§ **Source extract**:
Re: [Neo4j] problem with neography and index.

Michael Hunger Fri, 01 Jul 2011 05:28:06 -0700

You have a few options here:

* paging is right now only supported in the REST API for traversals the other 
request types will get it in 1.5 (so you could use the paging functionality for 
your traverser, don't know if Max supports that already in neography)

§ **Given information**:
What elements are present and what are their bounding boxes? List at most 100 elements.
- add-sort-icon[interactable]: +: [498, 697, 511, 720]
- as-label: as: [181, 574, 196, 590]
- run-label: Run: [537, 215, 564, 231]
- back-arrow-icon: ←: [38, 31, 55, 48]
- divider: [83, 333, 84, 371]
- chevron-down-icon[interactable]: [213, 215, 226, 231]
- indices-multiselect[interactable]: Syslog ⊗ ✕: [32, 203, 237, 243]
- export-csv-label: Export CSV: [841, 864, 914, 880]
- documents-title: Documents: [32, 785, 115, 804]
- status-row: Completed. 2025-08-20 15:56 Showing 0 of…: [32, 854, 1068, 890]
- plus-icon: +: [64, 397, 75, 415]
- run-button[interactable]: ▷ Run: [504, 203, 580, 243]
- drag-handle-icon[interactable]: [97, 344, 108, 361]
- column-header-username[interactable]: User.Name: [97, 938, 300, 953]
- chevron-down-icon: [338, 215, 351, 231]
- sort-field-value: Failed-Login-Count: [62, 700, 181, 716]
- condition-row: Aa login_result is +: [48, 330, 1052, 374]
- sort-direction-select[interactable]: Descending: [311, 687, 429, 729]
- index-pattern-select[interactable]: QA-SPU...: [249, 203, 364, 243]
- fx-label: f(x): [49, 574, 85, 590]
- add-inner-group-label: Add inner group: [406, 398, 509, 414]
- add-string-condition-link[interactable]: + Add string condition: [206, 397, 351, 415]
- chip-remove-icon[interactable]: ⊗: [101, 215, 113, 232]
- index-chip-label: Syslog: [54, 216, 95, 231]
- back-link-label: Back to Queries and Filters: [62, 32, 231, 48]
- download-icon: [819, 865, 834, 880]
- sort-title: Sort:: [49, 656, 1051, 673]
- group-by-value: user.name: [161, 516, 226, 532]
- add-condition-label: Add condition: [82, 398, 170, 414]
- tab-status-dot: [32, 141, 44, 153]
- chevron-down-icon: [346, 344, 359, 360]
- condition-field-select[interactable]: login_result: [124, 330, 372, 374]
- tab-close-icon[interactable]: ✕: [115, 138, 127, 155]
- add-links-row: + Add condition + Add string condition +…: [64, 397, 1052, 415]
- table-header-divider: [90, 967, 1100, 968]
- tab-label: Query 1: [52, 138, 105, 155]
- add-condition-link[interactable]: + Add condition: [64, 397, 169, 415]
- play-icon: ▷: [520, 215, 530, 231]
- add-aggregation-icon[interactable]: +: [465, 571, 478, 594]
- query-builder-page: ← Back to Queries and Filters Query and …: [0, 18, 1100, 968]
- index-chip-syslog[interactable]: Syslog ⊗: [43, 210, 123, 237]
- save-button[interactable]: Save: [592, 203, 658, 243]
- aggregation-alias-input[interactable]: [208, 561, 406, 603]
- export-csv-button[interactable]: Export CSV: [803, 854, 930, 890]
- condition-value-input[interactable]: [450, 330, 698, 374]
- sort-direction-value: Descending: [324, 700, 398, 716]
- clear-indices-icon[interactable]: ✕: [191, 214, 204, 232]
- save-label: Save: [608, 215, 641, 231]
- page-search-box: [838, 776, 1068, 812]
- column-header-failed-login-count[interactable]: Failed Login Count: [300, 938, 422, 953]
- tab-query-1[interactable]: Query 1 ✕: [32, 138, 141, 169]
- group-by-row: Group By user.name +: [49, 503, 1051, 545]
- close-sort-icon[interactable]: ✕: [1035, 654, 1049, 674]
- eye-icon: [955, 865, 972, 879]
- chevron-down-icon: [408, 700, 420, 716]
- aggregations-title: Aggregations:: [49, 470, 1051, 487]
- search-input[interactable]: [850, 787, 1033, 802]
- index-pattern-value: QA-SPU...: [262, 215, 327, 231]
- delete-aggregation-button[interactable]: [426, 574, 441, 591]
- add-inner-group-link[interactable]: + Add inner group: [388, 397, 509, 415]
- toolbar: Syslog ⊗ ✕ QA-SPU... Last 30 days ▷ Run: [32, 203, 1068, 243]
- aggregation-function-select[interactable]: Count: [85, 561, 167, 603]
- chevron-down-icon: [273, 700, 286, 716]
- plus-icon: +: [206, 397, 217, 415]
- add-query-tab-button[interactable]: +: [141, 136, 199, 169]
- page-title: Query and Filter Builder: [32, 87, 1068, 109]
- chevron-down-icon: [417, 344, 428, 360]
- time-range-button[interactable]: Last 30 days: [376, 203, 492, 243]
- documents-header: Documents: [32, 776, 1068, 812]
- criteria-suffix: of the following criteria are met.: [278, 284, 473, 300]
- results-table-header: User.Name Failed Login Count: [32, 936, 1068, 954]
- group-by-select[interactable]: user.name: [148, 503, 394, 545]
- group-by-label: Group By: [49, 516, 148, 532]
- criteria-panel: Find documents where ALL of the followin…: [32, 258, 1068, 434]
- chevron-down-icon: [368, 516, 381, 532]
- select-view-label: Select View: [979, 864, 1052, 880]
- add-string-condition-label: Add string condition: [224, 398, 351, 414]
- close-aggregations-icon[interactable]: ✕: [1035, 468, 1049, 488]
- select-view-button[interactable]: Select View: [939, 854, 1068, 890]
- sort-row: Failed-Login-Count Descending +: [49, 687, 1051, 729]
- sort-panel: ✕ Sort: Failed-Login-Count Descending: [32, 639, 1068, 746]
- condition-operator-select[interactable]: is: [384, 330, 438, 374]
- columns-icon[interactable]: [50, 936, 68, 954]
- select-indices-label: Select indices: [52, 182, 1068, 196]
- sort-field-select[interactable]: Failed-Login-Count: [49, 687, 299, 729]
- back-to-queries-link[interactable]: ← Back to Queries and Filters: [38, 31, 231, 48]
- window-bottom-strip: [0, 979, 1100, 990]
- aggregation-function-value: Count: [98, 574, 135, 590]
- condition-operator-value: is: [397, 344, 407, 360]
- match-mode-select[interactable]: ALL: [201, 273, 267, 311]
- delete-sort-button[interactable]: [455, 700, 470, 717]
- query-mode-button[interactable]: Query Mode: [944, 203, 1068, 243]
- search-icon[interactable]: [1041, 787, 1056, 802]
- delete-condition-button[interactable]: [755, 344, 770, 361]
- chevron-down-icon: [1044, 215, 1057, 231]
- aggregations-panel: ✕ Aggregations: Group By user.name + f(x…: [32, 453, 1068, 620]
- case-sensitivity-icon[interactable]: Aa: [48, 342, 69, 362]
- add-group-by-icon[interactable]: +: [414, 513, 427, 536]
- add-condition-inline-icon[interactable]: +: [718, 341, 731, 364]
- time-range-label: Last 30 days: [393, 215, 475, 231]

§ **Goal**: From the Neo4j forum reply, please pull out everything from "Michael Hunger Fri, 01" down to "already in neography)", word for word.

§ **Task answer**:
Michael Hunger Fri, 01 Jul 2011 05:28:06 -0700

You have a few options here:

* paging is right now only supported in the REST API for traversals the other 
request types will get it in 1.5 (so you could use the paging functionality for 
your traverser, don't know if Max supports that already in neography)